Exercise data
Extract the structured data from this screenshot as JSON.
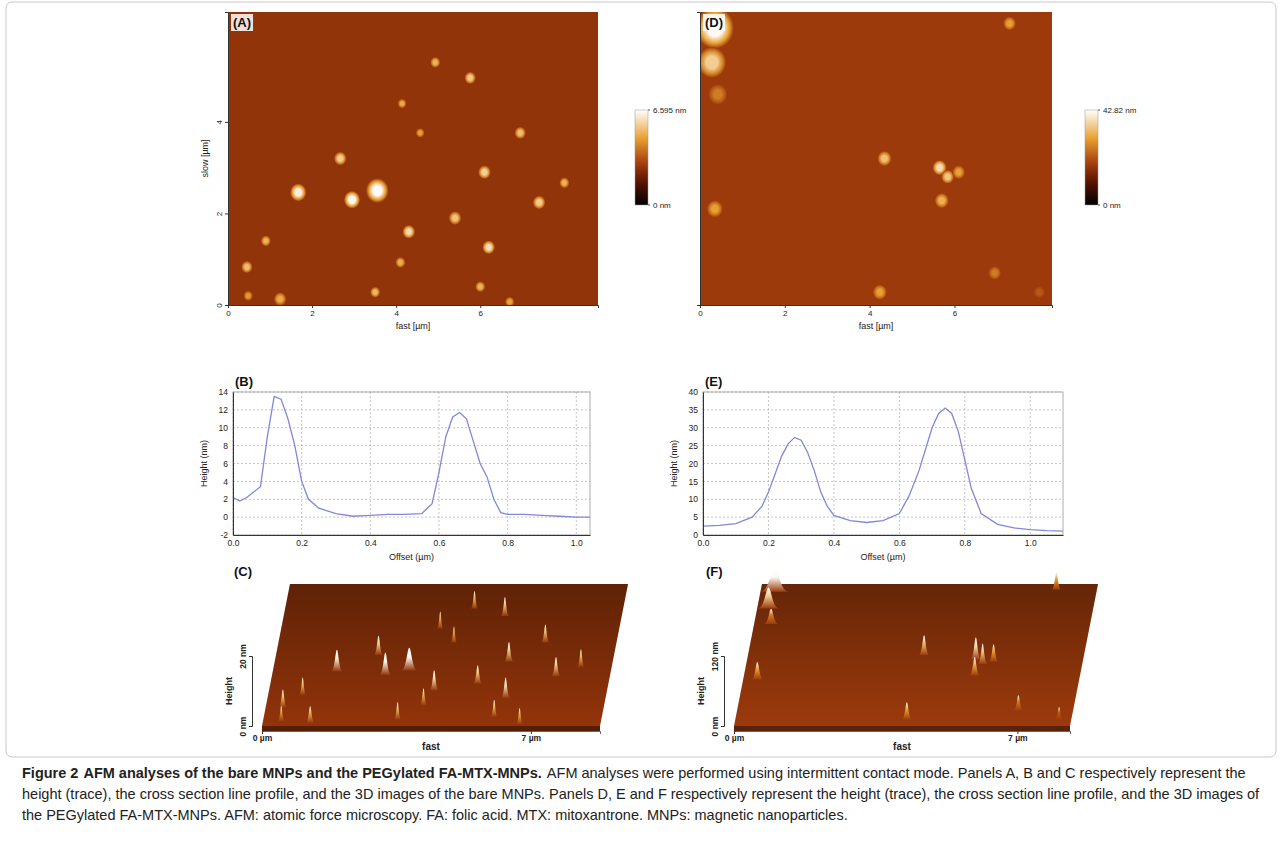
{
  "chart_data": [
    {
      "type": "image",
      "panel": "(A)",
      "x_label": "fast [µm]",
      "y_label": "slow [µm]",
      "xlim": [
        0,
        8.8
      ],
      "ylim": [
        0,
        6.4
      ],
      "xticks": [
        0,
        2,
        4,
        6
      ],
      "yticks": [
        0,
        2,
        4
      ],
      "background": 2.6,
      "x": [
        0.45,
        0.48,
        0.9,
        1.24,
        1.67,
        2.67,
        3.55,
        4.3,
        4.57,
        4.93,
        5.76,
        6.1,
        6.2,
        6.95,
        7.4,
        8.0,
        5.4,
        4.1,
        3.5,
        6.7,
        6.0,
        2.95,
        4.14
      ],
      "y": [
        0.83,
        0.2,
        1.4,
        0.13,
        2.46,
        3.2,
        2.5,
        1.6,
        3.76,
        5.3,
        4.96,
        2.9,
        1.26,
        3.76,
        2.24,
        2.67,
        1.9,
        0.93,
        0.28,
        0.07,
        0.4,
        2.3,
        4.4
      ],
      "heights": [
        5.2,
        4.5,
        5.0,
        4.8,
        6.2,
        5.5,
        6.5,
        5.8,
        4.6,
        5.0,
        5.4,
        5.6,
        5.9,
        5.2,
        5.5,
        5.0,
        5.3,
        4.9,
        5.1,
        4.7,
        5.0,
        6.4,
        4.8
      ],
      "widths": [
        0.18,
        0.15,
        0.16,
        0.2,
        0.26,
        0.2,
        0.36,
        0.2,
        0.14,
        0.16,
        0.18,
        0.2,
        0.2,
        0.18,
        0.2,
        0.16,
        0.2,
        0.16,
        0.16,
        0.15,
        0.16,
        0.26,
        0.14
      ],
      "color_range": [
        0,
        6.595
      ],
      "color_ticks": [
        {
          "value": 6.595,
          "label": "6.595 nm"
        },
        {
          "value": 0,
          "label": "0 nm"
        }
      ]
    },
    {
      "type": "line",
      "panel": "(B)",
      "x_label": "Offset (µm)",
      "y_label": "Height (nm)",
      "xlim": [
        0,
        1.04
      ],
      "ylim": [
        -2,
        14
      ],
      "xticks": [
        {
          "value": 0,
          "label": "0.0"
        },
        0.2,
        0.4,
        0.6,
        0.8,
        {
          "value": 1,
          "label": "1.0"
        }
      ],
      "yticks": [
        -2,
        0,
        2,
        4,
        6,
        8,
        10,
        12,
        14
      ],
      "grid": true,
      "color": "#8088d8",
      "x": [
        0,
        0.02,
        0.04,
        0.06,
        0.08,
        0.1,
        0.12,
        0.14,
        0.16,
        0.18,
        0.2,
        0.22,
        0.25,
        0.3,
        0.35,
        0.4,
        0.45,
        0.5,
        0.55,
        0.58,
        0.6,
        0.62,
        0.64,
        0.66,
        0.68,
        0.7,
        0.72,
        0.74,
        0.76,
        0.78,
        0.8,
        0.85,
        0.9,
        0.95,
        1.0,
        1.04
      ],
      "values": [
        2.2,
        1.8,
        2.2,
        2.8,
        3.4,
        9,
        13.5,
        13.2,
        11,
        8,
        4,
        2,
        1,
        0.4,
        0.1,
        0.2,
        0.3,
        0.3,
        0.4,
        1.5,
        5,
        9,
        11.2,
        11.7,
        11,
        8.5,
        6,
        4.5,
        2,
        0.5,
        0.3,
        0.3,
        0.2,
        0.1,
        0,
        0
      ]
    },
    {
      "type": "surface",
      "panel": "(C)",
      "x_label": "fast",
      "z_label": "Height",
      "xlim": [
        0,
        8.8
      ],
      "ylim": [
        0,
        6.4
      ],
      "zlim": [
        0,
        20
      ],
      "xticks": [
        {
          "value": 0,
          "label": "0 µm"
        },
        {
          "value": 7,
          "label": "7 µm"
        }
      ],
      "zticks": [
        {
          "value": 0,
          "label": "0 nm"
        },
        {
          "value": 20,
          "label": "20 nm"
        }
      ],
      "background": 2.6,
      "x": [
        0.45,
        0.48,
        0.9,
        1.24,
        1.67,
        2.67,
        3.55,
        4.3,
        4.57,
        4.93,
        5.76,
        6.1,
        6.2,
        6.95,
        7.4,
        8.0,
        5.4,
        4.1,
        3.5,
        6.7,
        6.0,
        2.95,
        4.14
      ],
      "y": [
        0.83,
        0.2,
        1.4,
        0.13,
        2.46,
        3.2,
        2.5,
        1.6,
        3.76,
        5.3,
        4.96,
        2.9,
        1.26,
        3.76,
        2.24,
        2.67,
        1.9,
        0.93,
        0.28,
        0.07,
        0.4,
        2.3,
        4.4
      ],
      "heights": [
        5.2,
        4.5,
        5.0,
        4.8,
        6.2,
        5.5,
        6.5,
        5.8,
        4.6,
        5.0,
        5.4,
        5.6,
        5.9,
        5.2,
        5.5,
        5.0,
        5.3,
        4.9,
        5.1,
        4.7,
        5.0,
        6.4,
        4.8
      ],
      "widths": [
        0.18,
        0.15,
        0.16,
        0.2,
        0.26,
        0.2,
        0.36,
        0.2,
        0.14,
        0.16,
        0.18,
        0.2,
        0.2,
        0.18,
        0.2,
        0.16,
        0.2,
        0.16,
        0.16,
        0.15,
        0.16,
        0.26,
        0.14
      ],
      "color_range": [
        0,
        6.595
      ]
    },
    {
      "type": "image",
      "panel": "(D)",
      "x_label": "fast [µm]",
      "tick_labels": "x",
      "xlim": [
        0,
        8.3
      ],
      "ylim": [
        0,
        6.4
      ],
      "xticks": [
        0,
        2,
        4,
        6
      ],
      "background": 18,
      "x": [
        0.35,
        0.28,
        0.42,
        7.3,
        4.35,
        0.35,
        5.65,
        5.84,
        6.1,
        5.7,
        4.24,
        6.95,
        8.0
      ],
      "y": [
        6.05,
        5.3,
        4.6,
        6.15,
        3.2,
        2.1,
        3.0,
        2.8,
        2.9,
        2.28,
        0.28,
        0.7,
        0.28
      ],
      "heights": [
        42,
        36,
        26,
        30,
        34,
        30,
        38,
        35,
        30,
        32,
        30,
        26,
        22
      ],
      "widths": [
        0.6,
        0.45,
        0.3,
        0.2,
        0.22,
        0.25,
        0.22,
        0.2,
        0.2,
        0.22,
        0.22,
        0.2,
        0.18
      ],
      "color_range": [
        0,
        42.82
      ],
      "color_ticks": [
        {
          "value": 42.82,
          "label": "42.82 nm"
        },
        {
          "value": 0,
          "label": "0 nm"
        }
      ]
    },
    {
      "type": "line",
      "panel": "(E)",
      "x_label": "Offset (µm)",
      "y_label": "Height (nm)",
      "xlim": [
        0,
        1.1
      ],
      "ylim": [
        0,
        40
      ],
      "xticks": [
        {
          "value": 0,
          "label": "0.0"
        },
        0.2,
        0.4,
        0.6,
        0.8,
        {
          "value": 1,
          "label": "1.0"
        }
      ],
      "yticks": [
        0,
        5,
        10,
        15,
        20,
        25,
        30,
        35,
        40
      ],
      "grid": true,
      "color": "#8088d8",
      "x": [
        0,
        0.05,
        0.1,
        0.15,
        0.18,
        0.2,
        0.22,
        0.24,
        0.26,
        0.28,
        0.3,
        0.32,
        0.34,
        0.36,
        0.38,
        0.4,
        0.45,
        0.5,
        0.55,
        0.6,
        0.63,
        0.66,
        0.68,
        0.7,
        0.72,
        0.74,
        0.76,
        0.78,
        0.8,
        0.82,
        0.85,
        0.9,
        0.95,
        1.0,
        1.05,
        1.1
      ],
      "values": [
        2.5,
        2.7,
        3.2,
        5,
        8,
        12,
        17,
        22,
        25.5,
        27.3,
        26.5,
        23,
        18,
        12,
        8,
        5.5,
        4,
        3.5,
        4,
        6,
        11,
        18,
        24,
        30,
        34,
        35.5,
        34,
        29,
        21,
        13,
        6,
        3,
        2,
        1.5,
        1.2,
        1.1
      ]
    },
    {
      "type": "surface",
      "panel": "(F)",
      "x_label": "fast",
      "z_label": "Height",
      "xlim": [
        0,
        8.3
      ],
      "ylim": [
        0,
        6.4
      ],
      "zlim": [
        0,
        120
      ],
      "xticks": [
        {
          "value": 0,
          "label": "0 µm"
        },
        {
          "value": 7,
          "label": "7 µm"
        }
      ],
      "zticks": [
        {
          "value": 0,
          "label": "0 nm"
        },
        {
          "value": 120,
          "label": "120 nm"
        }
      ],
      "background": 18,
      "x": [
        0.35,
        0.28,
        0.42,
        7.3,
        4.35,
        0.35,
        5.65,
        5.84,
        6.1,
        5.7,
        4.24,
        6.95,
        8.0
      ],
      "y": [
        6.05,
        5.3,
        4.6,
        6.15,
        3.2,
        2.1,
        3.0,
        2.8,
        2.9,
        2.28,
        0.28,
        0.7,
        0.28
      ],
      "heights": [
        42,
        36,
        26,
        30,
        34,
        30,
        38,
        35,
        30,
        32,
        30,
        26,
        22
      ],
      "widths": [
        0.6,
        0.45,
        0.3,
        0.2,
        0.22,
        0.25,
        0.22,
        0.2,
        0.2,
        0.22,
        0.22,
        0.2,
        0.18
      ],
      "color_range": [
        0,
        42.82
      ]
    }
  ],
  "caption": {
    "label": "Figure 2",
    "title": "AFM analyses of the bare MNPs and the PEGylated FA-MTX-MNPs.",
    "text": "AFM analyses were performed using intermittent contact mode. Panels A, B and C respectively represent the height (trace), the cross section line profile, and the 3D images of the bare MNPs. Panels D, E and F respectively represent the height (trace), the cross section line profile, and the 3D images of the PEGylated FA-MTX-MNPs. AFM: atomic force microscopy. FA: folic acid. MTX: mitoxantrone. MNPs: magnetic nanoparticles."
  }
}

Task
In the listing above, find the lines holding the word "MNPs" and copy them.

Answer to this task
    "title": "AFM analyses of the bare MNPs and the PEGylated FA-MTX-MNPs.",
    "text": "AFM analyses were performed using intermittent contact mode. Panels A, B and C respectively represent the height (trace), the cross section line profile, and the 3D images of the bare MNPs. Panels D, E and F respectively represent the height (trace), the cross section line profile, and the 3D images of the PEGylated FA-MTX-MNPs. AFM: atomic force microscopy. FA: folic acid. MTX: mitoxantrone. MNPs: magnetic nanoparticles."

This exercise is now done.